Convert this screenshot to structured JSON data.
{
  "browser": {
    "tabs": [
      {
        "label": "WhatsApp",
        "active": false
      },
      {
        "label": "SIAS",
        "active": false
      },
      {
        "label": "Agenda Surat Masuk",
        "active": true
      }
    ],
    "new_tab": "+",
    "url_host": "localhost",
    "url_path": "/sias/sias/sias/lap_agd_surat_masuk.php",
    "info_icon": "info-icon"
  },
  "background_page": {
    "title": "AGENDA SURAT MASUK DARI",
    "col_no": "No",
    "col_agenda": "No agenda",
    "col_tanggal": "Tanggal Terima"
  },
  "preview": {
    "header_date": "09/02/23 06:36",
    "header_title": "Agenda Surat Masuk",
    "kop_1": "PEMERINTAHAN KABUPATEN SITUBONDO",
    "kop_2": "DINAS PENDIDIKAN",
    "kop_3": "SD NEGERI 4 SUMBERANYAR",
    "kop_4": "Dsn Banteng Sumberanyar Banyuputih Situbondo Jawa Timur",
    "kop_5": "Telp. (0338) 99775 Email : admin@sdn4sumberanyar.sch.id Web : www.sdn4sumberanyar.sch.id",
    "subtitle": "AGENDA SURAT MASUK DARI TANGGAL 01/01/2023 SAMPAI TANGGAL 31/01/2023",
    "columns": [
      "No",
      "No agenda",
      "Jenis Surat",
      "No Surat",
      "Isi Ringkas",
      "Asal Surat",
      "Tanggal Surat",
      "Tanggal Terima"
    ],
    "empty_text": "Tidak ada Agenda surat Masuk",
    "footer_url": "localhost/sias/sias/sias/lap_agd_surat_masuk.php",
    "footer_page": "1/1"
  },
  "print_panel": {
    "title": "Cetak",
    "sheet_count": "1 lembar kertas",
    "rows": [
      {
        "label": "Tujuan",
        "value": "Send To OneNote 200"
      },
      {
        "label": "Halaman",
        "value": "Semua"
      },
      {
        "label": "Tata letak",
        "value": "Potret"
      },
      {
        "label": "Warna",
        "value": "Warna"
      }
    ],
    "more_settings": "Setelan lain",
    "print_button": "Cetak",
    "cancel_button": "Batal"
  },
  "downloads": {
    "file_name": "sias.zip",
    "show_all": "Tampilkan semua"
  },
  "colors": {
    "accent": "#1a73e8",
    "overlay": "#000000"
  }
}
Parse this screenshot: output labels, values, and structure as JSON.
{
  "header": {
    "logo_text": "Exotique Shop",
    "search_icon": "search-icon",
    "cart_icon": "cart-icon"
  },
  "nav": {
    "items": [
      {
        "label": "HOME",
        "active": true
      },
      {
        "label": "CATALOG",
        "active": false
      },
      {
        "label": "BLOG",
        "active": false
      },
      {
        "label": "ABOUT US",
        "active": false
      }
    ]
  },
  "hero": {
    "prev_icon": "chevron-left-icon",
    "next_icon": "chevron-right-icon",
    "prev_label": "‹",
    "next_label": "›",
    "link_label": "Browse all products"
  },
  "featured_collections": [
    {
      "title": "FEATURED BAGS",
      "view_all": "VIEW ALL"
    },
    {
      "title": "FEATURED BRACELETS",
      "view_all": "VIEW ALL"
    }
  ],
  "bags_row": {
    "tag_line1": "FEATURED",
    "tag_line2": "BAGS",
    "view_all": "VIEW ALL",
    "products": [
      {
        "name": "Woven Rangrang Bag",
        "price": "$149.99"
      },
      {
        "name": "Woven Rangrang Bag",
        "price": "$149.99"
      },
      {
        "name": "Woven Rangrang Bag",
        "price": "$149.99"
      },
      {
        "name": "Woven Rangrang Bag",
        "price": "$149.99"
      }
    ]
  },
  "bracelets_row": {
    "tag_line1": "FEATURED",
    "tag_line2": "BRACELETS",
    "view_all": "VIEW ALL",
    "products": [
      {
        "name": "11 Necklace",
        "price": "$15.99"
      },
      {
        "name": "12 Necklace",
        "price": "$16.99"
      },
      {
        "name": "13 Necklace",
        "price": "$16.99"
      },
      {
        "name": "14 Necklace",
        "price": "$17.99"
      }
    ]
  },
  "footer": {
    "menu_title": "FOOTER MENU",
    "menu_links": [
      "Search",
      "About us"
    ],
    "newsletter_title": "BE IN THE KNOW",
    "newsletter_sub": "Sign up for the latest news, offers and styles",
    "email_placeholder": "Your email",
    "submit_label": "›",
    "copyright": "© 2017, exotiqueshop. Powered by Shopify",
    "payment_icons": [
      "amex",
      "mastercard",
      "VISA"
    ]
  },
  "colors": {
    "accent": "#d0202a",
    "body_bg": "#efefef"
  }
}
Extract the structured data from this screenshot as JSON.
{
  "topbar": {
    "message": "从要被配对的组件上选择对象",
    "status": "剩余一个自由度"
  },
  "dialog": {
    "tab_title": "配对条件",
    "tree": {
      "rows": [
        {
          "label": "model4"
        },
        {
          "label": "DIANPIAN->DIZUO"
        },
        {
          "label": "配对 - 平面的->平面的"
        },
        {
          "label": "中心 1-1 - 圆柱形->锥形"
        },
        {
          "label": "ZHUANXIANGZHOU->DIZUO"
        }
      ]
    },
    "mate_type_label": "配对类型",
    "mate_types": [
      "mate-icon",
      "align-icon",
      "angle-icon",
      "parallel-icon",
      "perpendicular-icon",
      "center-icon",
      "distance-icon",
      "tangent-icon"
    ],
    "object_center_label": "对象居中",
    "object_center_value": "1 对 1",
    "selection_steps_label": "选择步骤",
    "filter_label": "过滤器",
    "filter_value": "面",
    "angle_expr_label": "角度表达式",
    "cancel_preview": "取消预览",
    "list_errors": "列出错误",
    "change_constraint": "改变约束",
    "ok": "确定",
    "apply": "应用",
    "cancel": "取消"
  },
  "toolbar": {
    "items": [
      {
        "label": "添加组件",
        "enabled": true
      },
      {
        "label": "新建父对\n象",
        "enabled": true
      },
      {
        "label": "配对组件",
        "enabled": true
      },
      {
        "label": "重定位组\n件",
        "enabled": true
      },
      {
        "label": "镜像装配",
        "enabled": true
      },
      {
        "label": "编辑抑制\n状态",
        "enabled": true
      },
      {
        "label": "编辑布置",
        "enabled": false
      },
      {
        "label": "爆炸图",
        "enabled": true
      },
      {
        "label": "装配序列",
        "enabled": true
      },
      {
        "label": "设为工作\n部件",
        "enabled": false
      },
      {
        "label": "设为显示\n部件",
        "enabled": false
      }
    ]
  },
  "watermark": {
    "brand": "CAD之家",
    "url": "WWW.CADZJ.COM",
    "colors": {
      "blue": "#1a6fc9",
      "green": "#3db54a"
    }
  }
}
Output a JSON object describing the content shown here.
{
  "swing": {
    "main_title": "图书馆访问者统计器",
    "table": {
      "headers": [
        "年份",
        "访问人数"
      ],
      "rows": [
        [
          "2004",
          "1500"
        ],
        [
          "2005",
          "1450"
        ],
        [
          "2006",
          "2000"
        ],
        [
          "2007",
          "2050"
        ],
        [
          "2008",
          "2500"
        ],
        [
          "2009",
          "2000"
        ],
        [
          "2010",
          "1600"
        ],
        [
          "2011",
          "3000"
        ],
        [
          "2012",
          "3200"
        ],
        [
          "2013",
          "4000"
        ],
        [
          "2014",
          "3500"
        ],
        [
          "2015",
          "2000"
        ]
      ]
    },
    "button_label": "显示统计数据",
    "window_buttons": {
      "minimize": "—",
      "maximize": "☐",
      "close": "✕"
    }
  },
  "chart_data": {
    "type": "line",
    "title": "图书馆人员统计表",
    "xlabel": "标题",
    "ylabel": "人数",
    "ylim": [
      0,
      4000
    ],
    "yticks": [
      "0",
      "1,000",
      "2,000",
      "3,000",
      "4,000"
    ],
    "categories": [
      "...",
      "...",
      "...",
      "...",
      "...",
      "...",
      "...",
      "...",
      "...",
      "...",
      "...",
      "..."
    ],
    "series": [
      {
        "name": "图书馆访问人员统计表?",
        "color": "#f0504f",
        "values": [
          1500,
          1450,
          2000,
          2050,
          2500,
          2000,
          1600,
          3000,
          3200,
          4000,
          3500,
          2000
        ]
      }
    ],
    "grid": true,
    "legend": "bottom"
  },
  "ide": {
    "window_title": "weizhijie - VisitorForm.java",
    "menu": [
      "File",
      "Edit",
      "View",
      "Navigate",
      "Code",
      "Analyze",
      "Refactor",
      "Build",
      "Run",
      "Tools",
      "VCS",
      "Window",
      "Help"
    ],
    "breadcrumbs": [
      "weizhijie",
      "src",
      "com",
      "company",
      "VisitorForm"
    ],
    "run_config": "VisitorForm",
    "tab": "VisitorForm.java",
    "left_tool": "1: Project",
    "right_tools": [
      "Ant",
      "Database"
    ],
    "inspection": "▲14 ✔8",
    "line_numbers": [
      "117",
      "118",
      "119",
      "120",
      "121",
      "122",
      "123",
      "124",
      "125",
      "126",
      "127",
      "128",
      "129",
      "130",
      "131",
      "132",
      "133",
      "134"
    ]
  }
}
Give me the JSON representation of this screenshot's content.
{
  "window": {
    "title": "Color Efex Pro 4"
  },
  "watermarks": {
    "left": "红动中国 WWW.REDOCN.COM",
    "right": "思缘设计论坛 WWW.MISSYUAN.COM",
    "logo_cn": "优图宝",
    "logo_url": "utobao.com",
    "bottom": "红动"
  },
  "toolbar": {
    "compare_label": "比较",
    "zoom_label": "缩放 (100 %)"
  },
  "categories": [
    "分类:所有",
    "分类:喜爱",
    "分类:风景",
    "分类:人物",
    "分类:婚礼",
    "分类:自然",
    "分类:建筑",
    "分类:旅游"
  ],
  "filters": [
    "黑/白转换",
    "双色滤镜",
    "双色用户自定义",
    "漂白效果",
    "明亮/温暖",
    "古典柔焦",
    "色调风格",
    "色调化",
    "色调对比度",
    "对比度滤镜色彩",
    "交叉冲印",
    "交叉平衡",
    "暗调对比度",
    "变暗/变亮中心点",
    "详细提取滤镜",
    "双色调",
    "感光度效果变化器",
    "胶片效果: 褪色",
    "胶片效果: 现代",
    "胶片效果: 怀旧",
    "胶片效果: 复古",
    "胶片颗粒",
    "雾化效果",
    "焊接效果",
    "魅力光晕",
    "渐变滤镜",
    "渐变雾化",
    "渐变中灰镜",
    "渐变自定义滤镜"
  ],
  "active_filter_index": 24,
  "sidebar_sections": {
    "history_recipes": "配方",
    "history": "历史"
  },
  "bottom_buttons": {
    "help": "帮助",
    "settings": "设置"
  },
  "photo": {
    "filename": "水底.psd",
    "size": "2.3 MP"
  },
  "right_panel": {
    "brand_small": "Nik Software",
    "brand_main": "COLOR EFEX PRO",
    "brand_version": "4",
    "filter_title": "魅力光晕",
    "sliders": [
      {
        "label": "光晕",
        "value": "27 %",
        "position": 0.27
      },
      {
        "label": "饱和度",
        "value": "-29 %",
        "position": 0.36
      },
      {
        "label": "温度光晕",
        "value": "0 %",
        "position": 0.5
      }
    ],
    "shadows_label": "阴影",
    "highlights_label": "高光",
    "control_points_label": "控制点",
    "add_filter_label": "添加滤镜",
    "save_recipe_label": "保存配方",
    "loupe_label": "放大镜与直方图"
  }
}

● ● ●

*DIRECTION*
Scan the entries above. Copy each line that has the string "VisitorForm".

*EXPECTED ANSWER*
    "window_title": "weizhijie - VisitorForm.java",
      "VisitorForm"
    "run_config": "VisitorForm",
    "tab": "VisitorForm.java",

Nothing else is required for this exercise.